### WRITTEN TASK
Copy out all of the material exactly as presented.

### RECORDS FOR THE TASK

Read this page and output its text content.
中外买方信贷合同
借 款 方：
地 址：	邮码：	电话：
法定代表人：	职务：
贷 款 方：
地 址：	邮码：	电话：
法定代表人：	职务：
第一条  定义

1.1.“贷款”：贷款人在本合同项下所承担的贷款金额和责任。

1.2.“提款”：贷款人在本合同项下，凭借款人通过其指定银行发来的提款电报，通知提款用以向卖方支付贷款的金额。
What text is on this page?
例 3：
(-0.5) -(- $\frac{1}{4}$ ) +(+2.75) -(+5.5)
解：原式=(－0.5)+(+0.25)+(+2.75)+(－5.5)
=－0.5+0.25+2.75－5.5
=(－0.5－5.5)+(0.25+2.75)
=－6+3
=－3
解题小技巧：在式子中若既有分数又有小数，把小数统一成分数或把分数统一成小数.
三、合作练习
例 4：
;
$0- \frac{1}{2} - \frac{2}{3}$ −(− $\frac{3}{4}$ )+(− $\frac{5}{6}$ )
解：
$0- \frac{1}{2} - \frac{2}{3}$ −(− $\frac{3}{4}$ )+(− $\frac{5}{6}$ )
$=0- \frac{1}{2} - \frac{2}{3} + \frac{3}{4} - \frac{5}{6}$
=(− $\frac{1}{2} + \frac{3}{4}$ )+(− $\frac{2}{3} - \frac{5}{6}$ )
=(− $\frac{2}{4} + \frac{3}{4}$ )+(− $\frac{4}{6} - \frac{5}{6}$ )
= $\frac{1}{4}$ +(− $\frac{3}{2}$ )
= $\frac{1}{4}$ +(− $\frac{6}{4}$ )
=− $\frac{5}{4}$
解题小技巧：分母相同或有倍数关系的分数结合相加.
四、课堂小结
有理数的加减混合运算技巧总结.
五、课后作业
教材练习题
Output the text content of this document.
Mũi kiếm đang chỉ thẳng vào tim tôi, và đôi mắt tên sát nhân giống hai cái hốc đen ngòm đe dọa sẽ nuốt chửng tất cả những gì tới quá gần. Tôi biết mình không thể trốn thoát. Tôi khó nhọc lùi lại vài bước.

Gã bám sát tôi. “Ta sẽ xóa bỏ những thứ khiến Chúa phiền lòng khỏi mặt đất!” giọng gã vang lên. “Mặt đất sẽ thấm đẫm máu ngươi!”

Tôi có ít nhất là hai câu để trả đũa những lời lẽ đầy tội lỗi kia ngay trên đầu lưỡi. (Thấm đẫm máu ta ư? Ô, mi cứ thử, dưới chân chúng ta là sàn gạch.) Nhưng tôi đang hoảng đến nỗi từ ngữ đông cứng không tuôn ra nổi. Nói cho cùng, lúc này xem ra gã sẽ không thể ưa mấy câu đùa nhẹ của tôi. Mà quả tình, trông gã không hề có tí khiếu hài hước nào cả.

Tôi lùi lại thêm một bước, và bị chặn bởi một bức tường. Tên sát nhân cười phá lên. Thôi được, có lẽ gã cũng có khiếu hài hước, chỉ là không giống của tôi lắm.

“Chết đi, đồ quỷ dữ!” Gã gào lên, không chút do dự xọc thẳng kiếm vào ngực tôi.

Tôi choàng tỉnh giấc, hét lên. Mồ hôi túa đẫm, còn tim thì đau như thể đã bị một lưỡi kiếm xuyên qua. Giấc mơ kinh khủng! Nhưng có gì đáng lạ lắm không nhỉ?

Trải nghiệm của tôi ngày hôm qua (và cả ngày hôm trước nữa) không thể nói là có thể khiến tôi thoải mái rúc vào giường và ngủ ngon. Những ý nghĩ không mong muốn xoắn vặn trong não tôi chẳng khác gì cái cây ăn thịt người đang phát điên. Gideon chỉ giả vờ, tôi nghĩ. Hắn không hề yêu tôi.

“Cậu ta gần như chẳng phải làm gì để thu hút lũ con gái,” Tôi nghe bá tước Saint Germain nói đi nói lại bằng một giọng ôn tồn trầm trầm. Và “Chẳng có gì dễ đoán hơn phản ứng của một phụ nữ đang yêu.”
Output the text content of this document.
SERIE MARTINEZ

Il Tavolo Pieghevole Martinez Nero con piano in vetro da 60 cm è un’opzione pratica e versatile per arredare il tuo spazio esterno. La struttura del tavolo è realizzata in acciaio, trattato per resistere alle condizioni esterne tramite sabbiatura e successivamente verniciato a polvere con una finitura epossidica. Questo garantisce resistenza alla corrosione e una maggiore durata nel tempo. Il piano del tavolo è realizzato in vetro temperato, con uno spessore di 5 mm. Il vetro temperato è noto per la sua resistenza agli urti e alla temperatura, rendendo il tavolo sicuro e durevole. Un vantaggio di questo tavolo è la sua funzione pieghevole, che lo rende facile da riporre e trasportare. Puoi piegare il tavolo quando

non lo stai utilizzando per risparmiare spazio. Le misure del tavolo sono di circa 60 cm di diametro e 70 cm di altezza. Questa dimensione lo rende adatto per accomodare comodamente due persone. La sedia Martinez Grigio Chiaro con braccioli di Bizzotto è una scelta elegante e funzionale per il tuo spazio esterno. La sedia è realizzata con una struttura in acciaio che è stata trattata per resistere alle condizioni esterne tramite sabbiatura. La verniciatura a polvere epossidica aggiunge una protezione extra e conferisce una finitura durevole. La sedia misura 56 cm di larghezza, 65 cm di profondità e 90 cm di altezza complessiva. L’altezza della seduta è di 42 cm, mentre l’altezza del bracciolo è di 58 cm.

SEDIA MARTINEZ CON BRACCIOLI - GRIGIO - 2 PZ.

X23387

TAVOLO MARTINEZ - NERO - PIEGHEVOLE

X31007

### TASK SOLUTION
Read this page and output its text content.
中外买方信贷合同
借 款 方：
地 址：	邮码：	电话：
法定代表人：	职务：
贷 款 方：
地 址：	邮码：	电话：
法定代表人：	职务：
第一条  定义

1.1.“贷款”：贷款人在本合同项下所承担的贷款金额和责任。

1.2.“提款”：贷款人在本合同项下，凭借款人通过其指定银行发来的提款电报，通知提款用以向卖方支付贷款的金额。
What text is on this page?
例 3：
(-0.5) -(- $\frac{1}{4}$ ) +(+2.75) -(+5.5)
解：原式=(－0.5)+(+0.25)+(+2.75)+(－5.5)
=－0.5+0.25+2.75－5.5
=(－0.5－5.5)+(0.25+2.75)
=－6+3
=－3
解题小技巧：在式子中若既有分数又有小数，把小数统一成分数或把分数统一成小数.
三、合作练习
例 4：
;
$0- \frac{1}{2} - \frac{2}{3}$ −(− $\frac{3}{4}$ )+(− $\frac{5}{6}$ )
解：
$0- \frac{1}{2} - \frac{2}{3}$ −(− $\frac{3}{4}$ )+(− $\frac{5}{6}$ )
$=0- \frac{1}{2} - \frac{2}{3} + \frac{3}{4} - \frac{5}{6}$
=(− $\frac{1}{2} + \frac{3}{4}$ )+(− $\frac{2}{3} - \frac{5}{6}$ )
=(− $\frac{2}{4} + \frac{3}{4}$ )+(− $\frac{4}{6} - \frac{5}{6}$ )
= $\frac{1}{4}$ +(− $\frac{3}{2}$ )
= $\frac{1}{4}$ +(− $\frac{6}{4}$ )
=− $\frac{5}{4}$
解题小技巧：分母相同或有倍数关系的分数结合相加.
四、课堂小结
有理数的加减混合运算技巧总结.
五、课后作业
教材练习题
Output the text content of this document.
Mũi kiếm đang chỉ thẳng vào tim tôi, và đôi mắt tên sát nhân giống hai cái hốc đen ngòm đe dọa sẽ nuốt chửng tất cả những gì tới quá gần. Tôi biết mình không thể trốn thoát. Tôi khó nhọc lùi lại vài bước.

Gã bám sát tôi. “Ta sẽ xóa bỏ những thứ khiến Chúa phiền lòng khỏi mặt đất!” giọng gã vang lên. “Mặt đất sẽ thấm đẫm máu ngươi!”

Tôi có ít nhất là hai câu để trả đũa những lời lẽ đầy tội lỗi kia ngay trên đầu lưỡi. (Thấm đẫm máu ta ư? Ô, mi cứ thử, dưới chân chúng ta là sàn gạch.) Nhưng tôi đang hoảng đến nỗi từ ngữ đông cứng không tuôn ra nổi. Nói cho cùng, lúc này xem ra gã sẽ không thể ưa mấy câu đùa nhẹ của tôi. Mà quả tình, trông gã không hề có tí khiếu hài hước nào cả.

Tôi lùi lại thêm một bước, và bị chặn bởi một bức tường. Tên sát nhân cười phá lên. Thôi được, có lẽ gã cũng có khiếu hài hước, chỉ là không giống của tôi lắm.

“Chết đi, đồ quỷ dữ!” Gã gào lên, không chút do dự xọc thẳng kiếm vào ngực tôi.

Tôi choàng tỉnh giấc, hét lên. Mồ hôi túa đẫm, còn tim thì đau như thể đã bị một lưỡi kiếm xuyên qua. Giấc mơ kinh khủng! Nhưng có gì đáng lạ lắm không nhỉ?

Trải nghiệm của tôi ngày hôm qua (và cả ngày hôm trước nữa) không thể nói là có thể khiến tôi thoải mái rúc vào giường và ngủ ngon. Những ý nghĩ không mong muốn xoắn vặn trong não tôi chẳng khác gì cái cây ăn thịt người đang phát điên. Gideon chỉ giả vờ, tôi nghĩ. Hắn không hề yêu tôi.

“Cậu ta gần như chẳng phải làm gì để thu hút lũ con gái,” Tôi nghe bá tước Saint Germain nói đi nói lại bằng một giọng ôn tồn trầm trầm. Và “Chẳng có gì dễ đoán hơn phản ứng của một phụ nữ đang yêu.”
Output the text content of this document.
SERIE MARTINEZ

Il Tavolo Pieghevole Martinez Nero con piano in vetro da 60 cm è un’opzione pratica e versatile per arredare il tuo spazio esterno. La struttura del tavolo è realizzata in acciaio, trattato per resistere alle condizioni esterne tramite sabbiatura e successivamente verniciato a polvere con una finitura epossidica. Questo garantisce resistenza alla corrosione e una maggiore durata nel tempo. Il piano del tavolo è realizzato in vetro temperato, con uno spessore di 5 mm. Il vetro temperato è noto per la sua resistenza agli urti e alla temperatura, rendendo il tavolo sicuro e durevole. Un vantaggio di questo tavolo è la sua funzione pieghevole, che lo rende facile da riporre e trasportare. Puoi piegare il tavolo quando

non lo stai utilizzando per risparmiare spazio. Le misure del tavolo sono di circa 60 cm di diametro e 70 cm di altezza. Questa dimensione lo rende adatto per accomodare comodamente due persone. La sedia Martinez Grigio Chiaro con braccioli di Bizzotto è una scelta elegante e funzionale per il tuo spazio esterno. La sedia è realizzata con una struttura in acciaio che è stata trattata per resistere alle condizioni esterne tramite sabbiatura. La verniciatura a polvere epossidica aggiunge una protezione extra e conferisce una finitura durevole. La sedia misura 56 cm di larghezza, 65 cm di profondità e 90 cm di altezza complessiva. L’altezza della seduta è di 42 cm, mentre l’altezza del bracciolo è di 58 cm.

SEDIA MARTINEZ CON BRACCIOLI - GRIGIO - 2 PZ.

X23387

TAVOLO MARTINEZ - NERO - PIEGHEVOLE

X31007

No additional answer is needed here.